- _WRITTEN TASK_
Within the entries below, please return exactly the lines from the one with "What's the underlying" through the one with "Enumerate this screenshot's", leaving out any pictures.

- _SUPPLIED RECORDS_
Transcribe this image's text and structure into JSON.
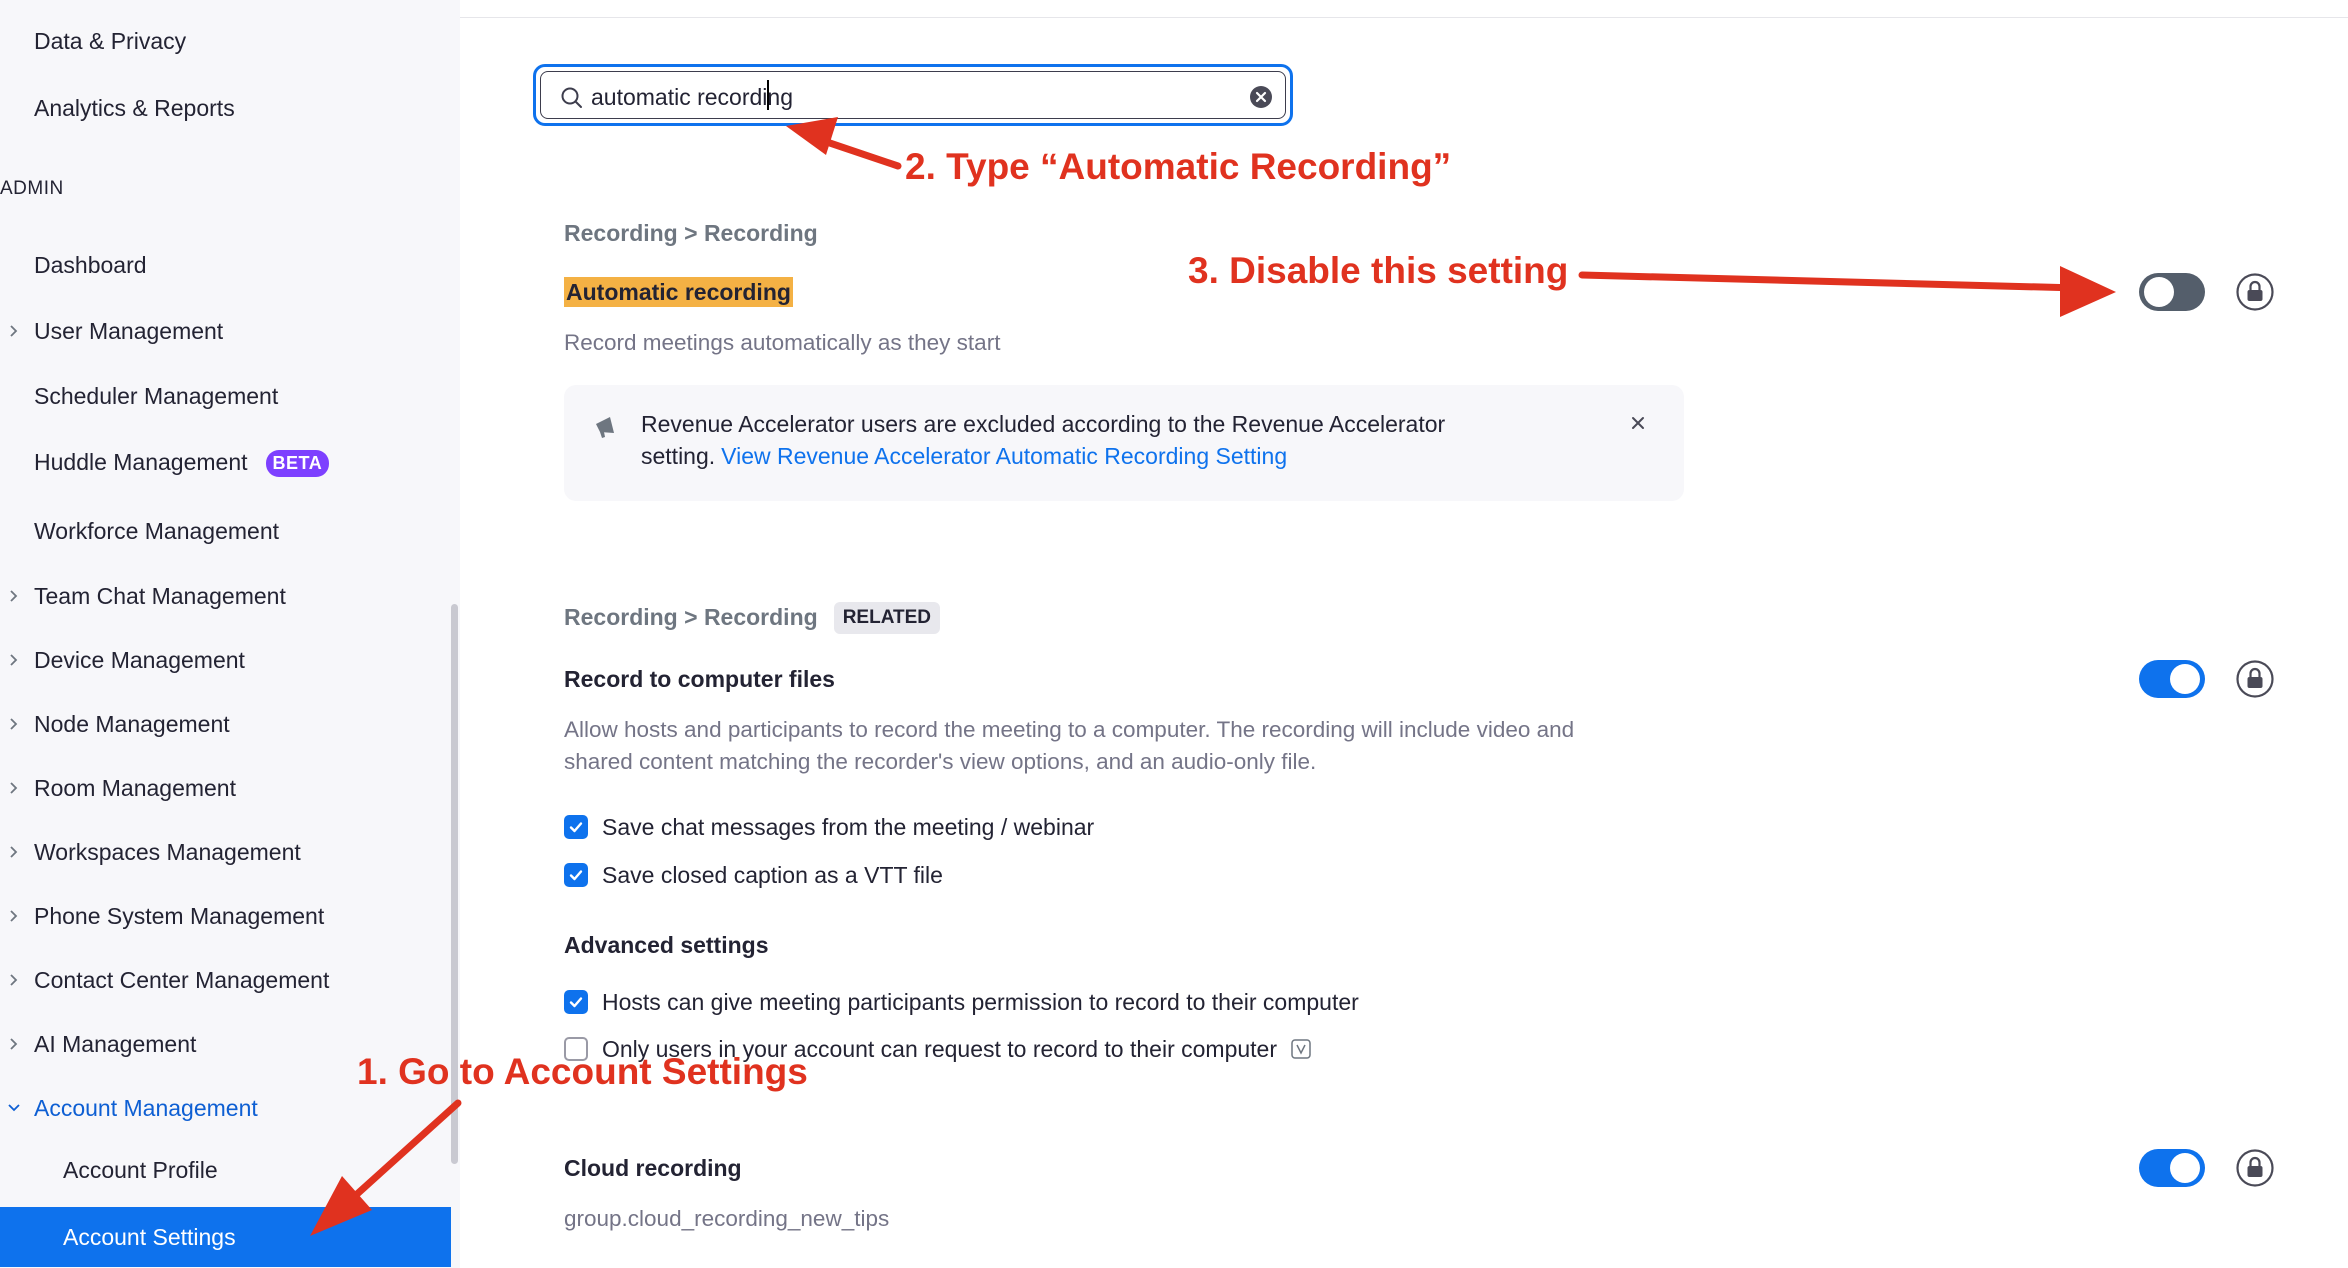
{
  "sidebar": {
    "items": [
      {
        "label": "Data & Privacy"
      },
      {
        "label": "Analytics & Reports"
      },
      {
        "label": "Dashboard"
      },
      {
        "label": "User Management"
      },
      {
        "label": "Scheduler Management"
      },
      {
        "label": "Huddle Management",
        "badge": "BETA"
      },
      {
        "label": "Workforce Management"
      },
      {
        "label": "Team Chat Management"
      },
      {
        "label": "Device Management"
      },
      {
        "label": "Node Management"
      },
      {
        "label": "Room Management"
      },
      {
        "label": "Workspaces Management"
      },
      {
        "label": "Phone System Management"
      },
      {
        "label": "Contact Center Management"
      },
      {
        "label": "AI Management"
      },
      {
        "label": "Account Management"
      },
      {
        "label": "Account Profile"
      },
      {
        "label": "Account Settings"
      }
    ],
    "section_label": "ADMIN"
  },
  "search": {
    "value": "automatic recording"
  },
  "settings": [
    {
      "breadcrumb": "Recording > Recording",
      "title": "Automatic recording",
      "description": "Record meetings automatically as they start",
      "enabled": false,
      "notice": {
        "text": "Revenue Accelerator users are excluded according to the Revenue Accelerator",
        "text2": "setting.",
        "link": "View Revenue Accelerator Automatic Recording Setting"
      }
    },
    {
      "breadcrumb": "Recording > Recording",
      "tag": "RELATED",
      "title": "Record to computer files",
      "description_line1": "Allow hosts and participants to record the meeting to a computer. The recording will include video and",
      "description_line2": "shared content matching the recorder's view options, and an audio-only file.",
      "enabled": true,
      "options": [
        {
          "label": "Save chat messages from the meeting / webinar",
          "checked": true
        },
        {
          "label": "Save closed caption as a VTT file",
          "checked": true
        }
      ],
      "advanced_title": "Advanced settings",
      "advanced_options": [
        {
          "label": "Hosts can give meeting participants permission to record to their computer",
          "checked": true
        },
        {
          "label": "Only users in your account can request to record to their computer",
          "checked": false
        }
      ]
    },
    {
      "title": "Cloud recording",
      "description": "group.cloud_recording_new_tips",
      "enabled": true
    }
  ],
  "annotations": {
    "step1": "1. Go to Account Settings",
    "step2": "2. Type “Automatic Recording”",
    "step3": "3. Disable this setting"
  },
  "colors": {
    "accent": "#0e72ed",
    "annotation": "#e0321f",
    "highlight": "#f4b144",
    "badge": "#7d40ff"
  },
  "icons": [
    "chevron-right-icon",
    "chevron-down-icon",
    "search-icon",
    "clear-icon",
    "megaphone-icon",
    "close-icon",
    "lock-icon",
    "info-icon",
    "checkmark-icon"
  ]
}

==

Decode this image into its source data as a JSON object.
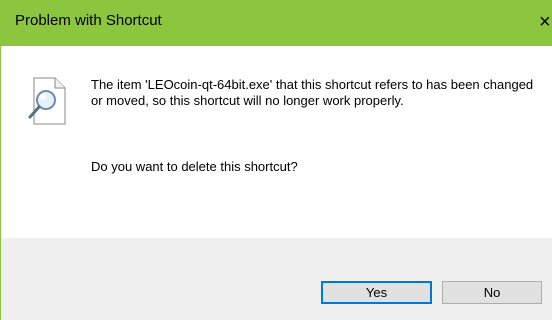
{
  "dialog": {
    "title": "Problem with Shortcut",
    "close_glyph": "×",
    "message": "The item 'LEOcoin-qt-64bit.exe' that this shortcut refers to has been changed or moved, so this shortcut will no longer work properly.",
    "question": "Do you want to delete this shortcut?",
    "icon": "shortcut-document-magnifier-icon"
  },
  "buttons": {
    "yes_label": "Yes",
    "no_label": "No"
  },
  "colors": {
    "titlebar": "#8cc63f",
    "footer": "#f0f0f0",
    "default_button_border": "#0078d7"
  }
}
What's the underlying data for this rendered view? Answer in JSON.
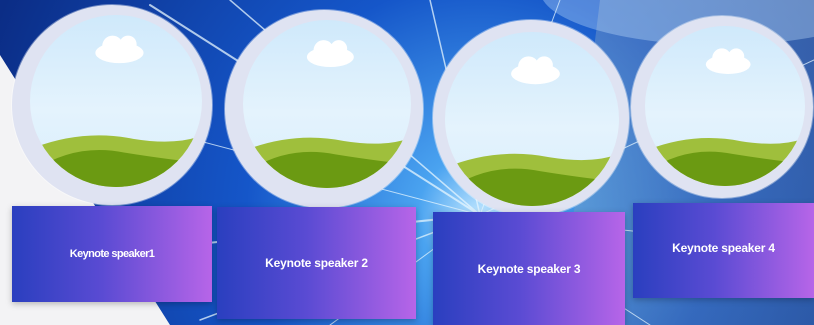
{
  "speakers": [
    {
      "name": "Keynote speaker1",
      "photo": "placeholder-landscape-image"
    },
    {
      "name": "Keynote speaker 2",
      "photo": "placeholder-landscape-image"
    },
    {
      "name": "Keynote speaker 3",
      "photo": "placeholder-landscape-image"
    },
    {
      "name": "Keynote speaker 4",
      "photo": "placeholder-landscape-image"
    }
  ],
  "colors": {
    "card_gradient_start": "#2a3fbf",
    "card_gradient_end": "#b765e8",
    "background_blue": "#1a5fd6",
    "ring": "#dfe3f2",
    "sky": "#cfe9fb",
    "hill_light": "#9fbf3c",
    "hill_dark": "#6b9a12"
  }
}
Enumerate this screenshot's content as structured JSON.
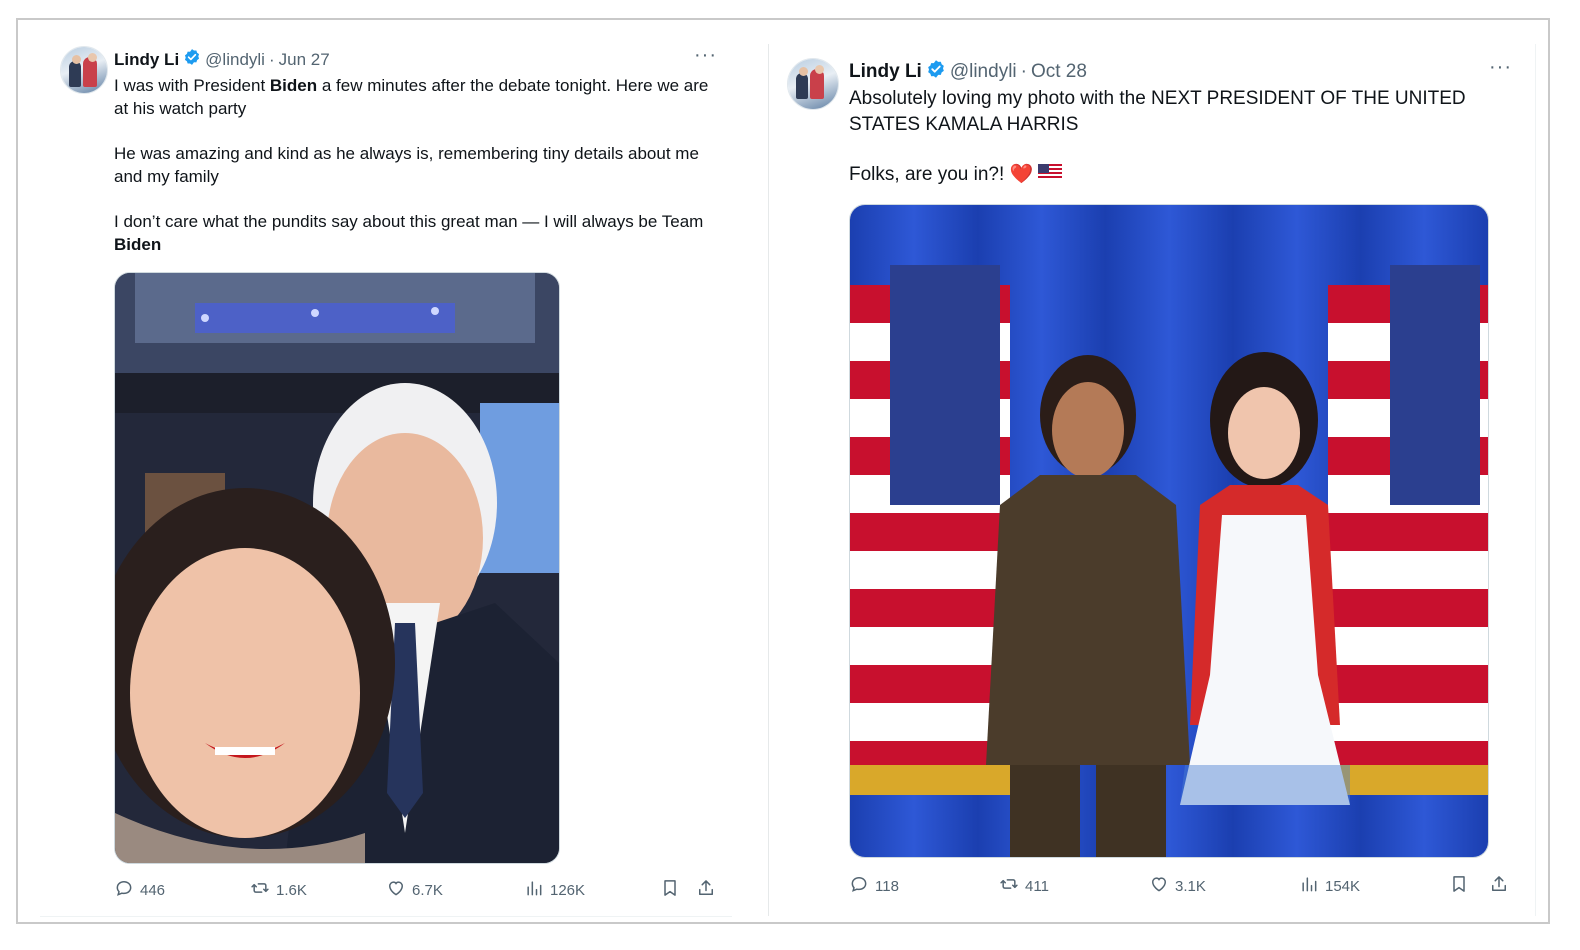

- _WORKED SOLUTION_
What's the underlying data for this rendered view? Answer in JSON.
{
  "speakers": [
    {
      "name": "Keynote speaker1",
      "photo": "placeholder-landscape-image"
    },
    {
      "name": "Keynote speaker 2",
      "photo": "placeholder-landscape-image"
    },
    {
      "name": "Keynote speaker 3",
      "photo": "placeholder-landscape-image"
    },
    {
      "name": "Keynote speaker 4",
      "photo": "placeholder-landscape-image"
    }
  ],
  "colors": {
    "card_gradient_start": "#2a3fbf",
    "card_gradient_end": "#b765e8",
    "background_blue": "#1a5fd6",
    "ring": "#dfe3f2",
    "sky": "#cfe9fb",
    "hill_light": "#9fbf3c",
    "hill_dark": "#6b9a12"
  }
}
Enumerate this screenshot's content as structured JSON.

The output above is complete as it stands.